### What is needed
Every entry must be duplicated precisely as written.

— begin Data excerpts —

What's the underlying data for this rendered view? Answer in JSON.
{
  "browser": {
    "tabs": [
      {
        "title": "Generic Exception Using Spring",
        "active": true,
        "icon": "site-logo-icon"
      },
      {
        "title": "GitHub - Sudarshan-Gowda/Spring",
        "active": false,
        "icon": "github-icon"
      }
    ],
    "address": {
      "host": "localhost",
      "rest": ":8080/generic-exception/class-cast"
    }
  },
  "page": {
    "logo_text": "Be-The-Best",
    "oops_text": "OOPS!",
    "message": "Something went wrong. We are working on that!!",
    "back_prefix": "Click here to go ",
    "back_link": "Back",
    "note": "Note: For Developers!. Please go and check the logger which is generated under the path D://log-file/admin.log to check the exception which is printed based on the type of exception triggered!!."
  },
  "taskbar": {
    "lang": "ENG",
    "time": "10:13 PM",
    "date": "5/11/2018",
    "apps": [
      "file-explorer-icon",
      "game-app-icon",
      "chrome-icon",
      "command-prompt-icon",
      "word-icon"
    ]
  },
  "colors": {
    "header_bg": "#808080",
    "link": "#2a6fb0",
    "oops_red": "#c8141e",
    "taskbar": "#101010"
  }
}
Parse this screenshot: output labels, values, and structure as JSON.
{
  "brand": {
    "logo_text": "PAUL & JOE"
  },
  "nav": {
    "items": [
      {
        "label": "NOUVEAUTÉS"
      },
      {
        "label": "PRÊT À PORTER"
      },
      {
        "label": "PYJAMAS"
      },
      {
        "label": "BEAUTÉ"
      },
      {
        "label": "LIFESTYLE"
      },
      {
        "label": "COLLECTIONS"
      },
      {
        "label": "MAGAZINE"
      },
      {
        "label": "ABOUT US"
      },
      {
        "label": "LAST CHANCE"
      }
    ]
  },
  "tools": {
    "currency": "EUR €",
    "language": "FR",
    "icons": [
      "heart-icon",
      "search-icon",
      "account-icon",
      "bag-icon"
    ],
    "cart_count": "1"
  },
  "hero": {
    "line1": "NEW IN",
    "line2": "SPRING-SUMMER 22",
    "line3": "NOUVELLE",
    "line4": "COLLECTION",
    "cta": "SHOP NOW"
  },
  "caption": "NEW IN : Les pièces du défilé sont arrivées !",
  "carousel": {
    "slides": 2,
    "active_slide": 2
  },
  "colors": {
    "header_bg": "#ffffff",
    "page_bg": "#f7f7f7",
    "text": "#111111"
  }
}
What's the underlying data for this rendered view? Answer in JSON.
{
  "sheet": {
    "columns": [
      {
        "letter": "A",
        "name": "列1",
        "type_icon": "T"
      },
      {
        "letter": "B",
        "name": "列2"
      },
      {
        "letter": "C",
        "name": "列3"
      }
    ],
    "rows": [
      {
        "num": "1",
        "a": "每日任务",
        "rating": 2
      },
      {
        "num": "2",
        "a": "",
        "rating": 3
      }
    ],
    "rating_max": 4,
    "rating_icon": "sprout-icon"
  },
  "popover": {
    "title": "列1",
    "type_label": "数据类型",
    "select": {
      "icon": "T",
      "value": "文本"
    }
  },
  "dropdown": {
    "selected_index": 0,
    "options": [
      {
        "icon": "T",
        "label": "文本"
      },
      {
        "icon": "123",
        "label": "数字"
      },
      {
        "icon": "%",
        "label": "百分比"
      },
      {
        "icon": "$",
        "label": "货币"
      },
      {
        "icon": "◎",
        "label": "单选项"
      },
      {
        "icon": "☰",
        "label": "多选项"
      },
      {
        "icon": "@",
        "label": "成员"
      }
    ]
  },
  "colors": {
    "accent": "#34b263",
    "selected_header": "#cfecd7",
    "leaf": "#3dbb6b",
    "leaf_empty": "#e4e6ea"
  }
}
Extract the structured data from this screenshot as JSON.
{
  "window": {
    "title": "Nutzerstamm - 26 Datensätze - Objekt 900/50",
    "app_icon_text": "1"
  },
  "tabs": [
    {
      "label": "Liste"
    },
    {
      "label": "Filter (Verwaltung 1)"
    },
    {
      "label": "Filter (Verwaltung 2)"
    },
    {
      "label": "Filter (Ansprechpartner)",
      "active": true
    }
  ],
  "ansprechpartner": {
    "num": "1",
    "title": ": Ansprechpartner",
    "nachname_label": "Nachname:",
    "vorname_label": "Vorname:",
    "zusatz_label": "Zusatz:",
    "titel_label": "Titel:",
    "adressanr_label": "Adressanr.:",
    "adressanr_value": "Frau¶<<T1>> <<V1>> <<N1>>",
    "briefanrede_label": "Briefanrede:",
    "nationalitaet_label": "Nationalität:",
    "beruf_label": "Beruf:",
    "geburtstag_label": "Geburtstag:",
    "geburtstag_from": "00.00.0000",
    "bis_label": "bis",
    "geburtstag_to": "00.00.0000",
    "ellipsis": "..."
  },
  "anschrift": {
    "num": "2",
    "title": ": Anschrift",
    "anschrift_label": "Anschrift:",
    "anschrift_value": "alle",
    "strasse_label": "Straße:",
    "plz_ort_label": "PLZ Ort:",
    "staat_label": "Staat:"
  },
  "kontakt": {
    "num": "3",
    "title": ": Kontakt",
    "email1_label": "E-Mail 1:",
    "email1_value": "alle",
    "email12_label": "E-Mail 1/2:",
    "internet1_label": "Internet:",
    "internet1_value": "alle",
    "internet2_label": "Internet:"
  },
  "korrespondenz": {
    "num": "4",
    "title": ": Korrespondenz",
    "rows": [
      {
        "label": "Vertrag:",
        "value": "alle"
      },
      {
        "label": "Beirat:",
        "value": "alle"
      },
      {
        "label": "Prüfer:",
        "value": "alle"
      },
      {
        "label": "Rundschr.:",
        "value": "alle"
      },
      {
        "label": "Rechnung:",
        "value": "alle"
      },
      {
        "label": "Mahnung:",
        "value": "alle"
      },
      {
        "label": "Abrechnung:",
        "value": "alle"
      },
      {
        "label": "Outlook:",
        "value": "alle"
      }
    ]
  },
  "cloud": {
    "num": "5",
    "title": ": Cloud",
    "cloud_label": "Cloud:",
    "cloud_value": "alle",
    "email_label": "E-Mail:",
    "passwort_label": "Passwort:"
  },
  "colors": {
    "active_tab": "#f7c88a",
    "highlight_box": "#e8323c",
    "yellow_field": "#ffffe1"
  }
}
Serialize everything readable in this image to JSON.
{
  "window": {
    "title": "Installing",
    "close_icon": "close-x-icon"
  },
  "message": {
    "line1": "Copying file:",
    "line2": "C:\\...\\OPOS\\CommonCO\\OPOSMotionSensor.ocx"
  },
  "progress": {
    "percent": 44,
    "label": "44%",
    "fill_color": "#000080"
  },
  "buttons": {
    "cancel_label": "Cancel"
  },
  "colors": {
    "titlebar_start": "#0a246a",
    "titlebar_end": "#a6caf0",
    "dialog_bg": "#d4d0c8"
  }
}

— end Data excerpts —

### Answer for this exercise
What's the underlying data for this rendered view? Answer in JSON.
{
  "browser": {
    "tabs": [
      {
        "title": "Generic Exception Using Spring",
        "active": true,
        "icon": "site-logo-icon"
      },
      {
        "title": "GitHub - Sudarshan-Gowda/Spring",
        "active": false,
        "icon": "github-icon"
      }
    ],
    "address": {
      "host": "localhost",
      "rest": ":8080/generic-exception/class-cast"
    }
  },
  "page": {
    "logo_text": "Be-The-Best",
    "oops_text": "OOPS!",
    "message": "Something went wrong. We are working on that!!",
    "back_prefix": "Click here to go ",
    "back_link": "Back",
    "note": "Note: For Developers!. Please go and check the logger which is generated under the path D://log-file/admin.log to check the exception which is printed based on the type of exception triggered!!."
  },
  "taskbar": {
    "lang": "ENG",
    "time": "10:13 PM",
    "date": "5/11/2018",
    "apps": [
      "file-explorer-icon",
      "game-app-icon",
      "chrome-icon",
      "command-prompt-icon",
      "word-icon"
    ]
  },
  "colors": {
    "header_bg": "#808080",
    "link": "#2a6fb0",
    "oops_red": "#c8141e",
    "taskbar": "#101010"
  }
}
Parse this screenshot: output labels, values, and structure as JSON.
{
  "brand": {
    "logo_text": "PAUL & JOE"
  },
  "nav": {
    "items": [
      {
        "label": "NOUVEAUTÉS"
      },
      {
        "label": "PRÊT À PORTER"
      },
      {
        "label": "PYJAMAS"
      },
      {
        "label": "BEAUTÉ"
      },
      {
        "label": "LIFESTYLE"
      },
      {
        "label": "COLLECTIONS"
      },
      {
        "label": "MAGAZINE"
      },
      {
        "label": "ABOUT US"
      },
      {
        "label": "LAST CHANCE"
      }
    ]
  },
  "tools": {
    "currency": "EUR €",
    "language": "FR",
    "icons": [
      "heart-icon",
      "search-icon",
      "account-icon",
      "bag-icon"
    ],
    "cart_count": "1"
  },
  "hero": {
    "line1": "NEW IN",
    "line2": "SPRING-SUMMER 22",
    "line3": "NOUVELLE",
    "line4": "COLLECTION",
    "cta": "SHOP NOW"
  },
  "caption": "NEW IN : Les pièces du défilé sont arrivées !",
  "carousel": {
    "slides": 2,
    "active_slide": 2
  },
  "colors": {
    "header_bg": "#ffffff",
    "page_bg": "#f7f7f7",
    "text": "#111111"
  }
}
What's the underlying data for this rendered view? Answer in JSON.
{
  "sheet": {
    "columns": [
      {
        "letter": "A",
        "name": "列1",
        "type_icon": "T"
      },
      {
        "letter": "B",
        "name": "列2"
      },
      {
        "letter": "C",
        "name": "列3"
      }
    ],
    "rows": [
      {
        "num": "1",
        "a": "每日任务",
        "rating": 2
      },
      {
        "num": "2",
        "a": "",
        "rating": 3
      }
    ],
    "rating_max": 4,
    "rating_icon": "sprout-icon"
  },
  "popover": {
    "title": "列1",
    "type_label": "数据类型",
    "select": {
      "icon": "T",
      "value": "文本"
    }
  },
  "dropdown": {
    "selected_index": 0,
    "options": [
      {
        "icon": "T",
        "label": "文本"
      },
      {
        "icon": "123",
        "label": "数字"
      },
      {
        "icon": "%",
        "label": "百分比"
      },
      {
        "icon": "$",
        "label": "货币"
      },
      {
        "icon": "◎",
        "label": "单选项"
      },
      {
        "icon": "☰",
        "label": "多选项"
      },
      {
        "icon": "@",
        "label": "成员"
      }
    ]
  },
  "colors": {
    "accent": "#34b263",
    "selected_header": "#cfecd7",
    "leaf": "#3dbb6b",
    "leaf_empty": "#e4e6ea"
  }
}
Extract the structured data from this screenshot as JSON.
{
  "window": {
    "title": "Nutzerstamm - 26 Datensätze - Objekt 900/50",
    "app_icon_text": "1"
  },
  "tabs": [
    {
      "label": "Liste"
    },
    {
      "label": "Filter (Verwaltung 1)"
    },
    {
      "label": "Filter (Verwaltung 2)"
    },
    {
      "label": "Filter (Ansprechpartner)",
      "active": true
    }
  ],
  "ansprechpartner": {
    "num": "1",
    "title": ": Ansprechpartner",
    "nachname_label": "Nachname:",
    "vorname_label": "Vorname:",
    "zusatz_label": "Zusatz:",
    "titel_label": "Titel:",
    "adressanr_label": "Adressanr.:",
    "adressanr_value": "Frau¶<<T1>> <<V1>> <<N1>>",
    "briefanrede_label": "Briefanrede:",
    "nationalitaet_label": "Nationalität:",
    "beruf_label": "Beruf:",
    "geburtstag_label": "Geburtstag:",
    "geburtstag_from": "00.00.0000",
    "bis_label": "bis",
    "geburtstag_to": "00.00.0000",
    "ellipsis": "..."
  },
  "anschrift": {
    "num": "2",
    "title": ": Anschrift",
    "anschrift_label": "Anschrift:",
    "anschrift_value": "alle",
    "strasse_label": "Straße:",
    "plz_ort_label": "PLZ Ort:",
    "staat_label": "Staat:"
  },
  "kontakt": {
    "num": "3",
    "title": ": Kontakt",
    "email1_label": "E-Mail 1:",
    "email1_value": "alle",
    "email12_label": "E-Mail 1/2:",
    "internet1_label": "Internet:",
    "internet1_value": "alle",
    "internet2_label": "Internet:"
  },
  "korrespondenz": {
    "num": "4",
    "title": ": Korrespondenz",
    "rows": [
      {
        "label": "Vertrag:",
        "value": "alle"
      },
      {
        "label": "Beirat:",
        "value": "alle"
      },
      {
        "label": "Prüfer:",
        "value": "alle"
      },
      {
        "label": "Rundschr.:",
        "value": "alle"
      },
      {
        "label": "Rechnung:",
        "value": "alle"
      },
      {
        "label": "Mahnung:",
        "value": "alle"
      },
      {
        "label": "Abrechnung:",
        "value": "alle"
      },
      {
        "label": "Outlook:",
        "value": "alle"
      }
    ]
  },
  "cloud": {
    "num": "5",
    "title": ": Cloud",
    "cloud_label": "Cloud:",
    "cloud_value": "alle",
    "email_label": "E-Mail:",
    "passwort_label": "Passwort:"
  },
  "colors": {
    "active_tab": "#f7c88a",
    "highlight_box": "#e8323c",
    "yellow_field": "#ffffe1"
  }
}
Serialize everything readable in this image to JSON.
{
  "window": {
    "title": "Installing",
    "close_icon": "close-x-icon"
  },
  "message": {
    "line1": "Copying file:",
    "line2": "C:\\...\\OPOS\\CommonCO\\OPOSMotionSensor.ocx"
  },
  "progress": {
    "percent": 44,
    "label": "44%",
    "fill_color": "#000080"
  },
  "buttons": {
    "cancel_label": "Cancel"
  },
  "colors": {
    "titlebar_start": "#0a246a",
    "titlebar_end": "#a6caf0",
    "dialog_bg": "#d4d0c8"
  }
}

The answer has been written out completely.